■ DIRECTIONS:
- 1) According to the blog post, what makes up a single post?
- 2) Rewrite the paragraph in the blog post that begins "It also changes the role of automation" as a short bulleted list that keeps its main facts.
- 3) Quote the blog post word for word, between "The same principle" and "that produced it.", inclusive.

*** Opening DOCUMENT PASSAGE ***

A Blog That Is Also the Build System

By John Hardy
January 12, 2026 | Series: genesis

I built the repository to be the blog and the build system with the record of how the build changes kept in the same place. That sounds neat as a concept, but it is also a practical choice. If I keep the content in a single place and put the scripts that shape it in the same place, I can read the whole system like a diary where the log of work becomes the work and the writing lives inside the software taking shape.

This idea changes how I think about content. A post is a folder with a Markdown file and nearby assets, plus a small amount of metadata that makes indexing possible. The folder tree is the public rhythm of the blog. Dates become paths and months become folders, so each post sits as a leaf in the tree. I can point at the layout and show how the site thinks.

It also changes the role of automation. I rely on a handful of scripts that are obvious when I read them, because that makes the system legible to me and to the AI that maintains it. The scripts handle repetition, and the repo holds the permanent record. When the AI adds a script, it becomes an event in the diary and the change itself becomes content so the build system learns in public.

The same principle applies to templates, which are plain HTML and only stamp content into a page. Queries decide what exists, and those queries live beside the content they select. That is the heart of this approach. The data and selection stay visible, and the render stays visible too. When I say that the blog is the build system, I mean that the entire path from idea to page is traceable inside one repository. If you want to inspect how the system works, you can read the archive and follow those decisions in plain sight.

Pick any entry and follow its folder path to trace the decision trail that produced it.

I do this because I want to write about building the blog while I build it. The first posts will be about the system that is learning to publish the posts. I am comfortable with that because I treat the system as a living artifact. The repo is the journal, which becomes the site and the build.

*** Closing DOCUMENT PASSAGE ***
*** Opening GIVEN RECORDS ***

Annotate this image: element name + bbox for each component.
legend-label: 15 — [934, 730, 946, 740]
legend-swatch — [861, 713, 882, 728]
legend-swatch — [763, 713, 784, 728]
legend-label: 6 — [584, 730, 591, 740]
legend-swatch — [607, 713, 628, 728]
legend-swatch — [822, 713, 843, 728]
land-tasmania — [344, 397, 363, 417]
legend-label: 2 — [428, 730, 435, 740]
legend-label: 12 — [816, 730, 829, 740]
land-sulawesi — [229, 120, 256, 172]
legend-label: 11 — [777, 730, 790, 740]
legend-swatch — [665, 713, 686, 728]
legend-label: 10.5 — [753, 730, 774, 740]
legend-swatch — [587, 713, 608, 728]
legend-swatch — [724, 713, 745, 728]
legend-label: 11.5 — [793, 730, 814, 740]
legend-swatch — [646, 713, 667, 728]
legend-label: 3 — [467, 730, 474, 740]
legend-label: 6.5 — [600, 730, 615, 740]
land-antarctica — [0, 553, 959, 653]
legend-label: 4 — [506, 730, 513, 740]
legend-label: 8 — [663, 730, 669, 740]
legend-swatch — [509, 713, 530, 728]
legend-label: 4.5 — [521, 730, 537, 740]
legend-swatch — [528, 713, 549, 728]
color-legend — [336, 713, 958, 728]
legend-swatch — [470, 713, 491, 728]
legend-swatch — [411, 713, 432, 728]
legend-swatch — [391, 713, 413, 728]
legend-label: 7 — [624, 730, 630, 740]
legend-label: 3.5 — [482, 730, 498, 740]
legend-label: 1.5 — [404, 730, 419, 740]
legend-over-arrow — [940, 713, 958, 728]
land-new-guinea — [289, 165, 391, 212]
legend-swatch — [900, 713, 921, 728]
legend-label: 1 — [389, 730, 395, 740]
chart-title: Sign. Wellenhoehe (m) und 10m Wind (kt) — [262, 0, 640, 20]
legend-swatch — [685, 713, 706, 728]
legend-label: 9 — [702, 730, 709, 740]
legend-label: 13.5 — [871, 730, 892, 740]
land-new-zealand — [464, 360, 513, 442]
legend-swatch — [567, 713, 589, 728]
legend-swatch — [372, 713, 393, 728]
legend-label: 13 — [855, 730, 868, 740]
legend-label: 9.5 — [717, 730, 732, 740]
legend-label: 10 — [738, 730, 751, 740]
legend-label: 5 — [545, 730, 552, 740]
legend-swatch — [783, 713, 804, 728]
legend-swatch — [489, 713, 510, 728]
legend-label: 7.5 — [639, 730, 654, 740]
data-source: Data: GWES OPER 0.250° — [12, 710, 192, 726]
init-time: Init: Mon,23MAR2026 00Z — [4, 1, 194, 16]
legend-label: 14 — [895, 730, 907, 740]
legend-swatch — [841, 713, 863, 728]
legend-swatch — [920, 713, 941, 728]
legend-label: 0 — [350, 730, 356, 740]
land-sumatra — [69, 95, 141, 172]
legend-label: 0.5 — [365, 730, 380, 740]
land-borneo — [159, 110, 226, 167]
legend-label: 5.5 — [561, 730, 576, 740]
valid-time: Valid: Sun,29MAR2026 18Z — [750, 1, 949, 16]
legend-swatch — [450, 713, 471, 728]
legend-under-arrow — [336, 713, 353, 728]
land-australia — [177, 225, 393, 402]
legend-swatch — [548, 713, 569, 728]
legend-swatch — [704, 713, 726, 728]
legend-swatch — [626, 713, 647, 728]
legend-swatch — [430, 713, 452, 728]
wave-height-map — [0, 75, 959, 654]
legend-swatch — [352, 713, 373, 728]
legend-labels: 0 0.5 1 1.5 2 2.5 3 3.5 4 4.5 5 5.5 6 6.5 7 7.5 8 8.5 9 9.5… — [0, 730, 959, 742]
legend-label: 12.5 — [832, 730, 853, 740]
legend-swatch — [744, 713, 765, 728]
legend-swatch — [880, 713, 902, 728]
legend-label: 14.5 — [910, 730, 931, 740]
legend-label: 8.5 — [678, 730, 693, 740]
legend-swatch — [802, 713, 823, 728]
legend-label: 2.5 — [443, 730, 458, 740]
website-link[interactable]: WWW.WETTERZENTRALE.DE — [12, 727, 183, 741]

*** Closing GIVEN RECORDS ***

■ EXPECTED OUTPUTS:
- 1) A post is a folder with a Markdown file and nearby assets, plus a small amount of metadata that makes indexing possible.

- 2)
- The author relies on a handful of scripts that are obvious when read.
- That keeps the system legible to the author and to the AI that maintains it.
- The scripts handle repetition, and the repo holds the permanent record.
- When the AI adds a script, the change becomes an event in the diary and itself becomes content, so the build system learns in public.

- 3)
The same principle applies to templates, which are plain HTML and only stamp content into a page. Queries decide what exists, and those queries live beside the content they select. That is the heart of this approach. The data and selection stay visible, and the render stays visible too. When I say that the blog is the build system, I mean that the entire path from idea to page is traceable inside one repository. If you want to inspect how the system works, you can read the archive and follow those decisions in plain sight.

Pick any entry and follow its folder path to trace the decision trail that produced it.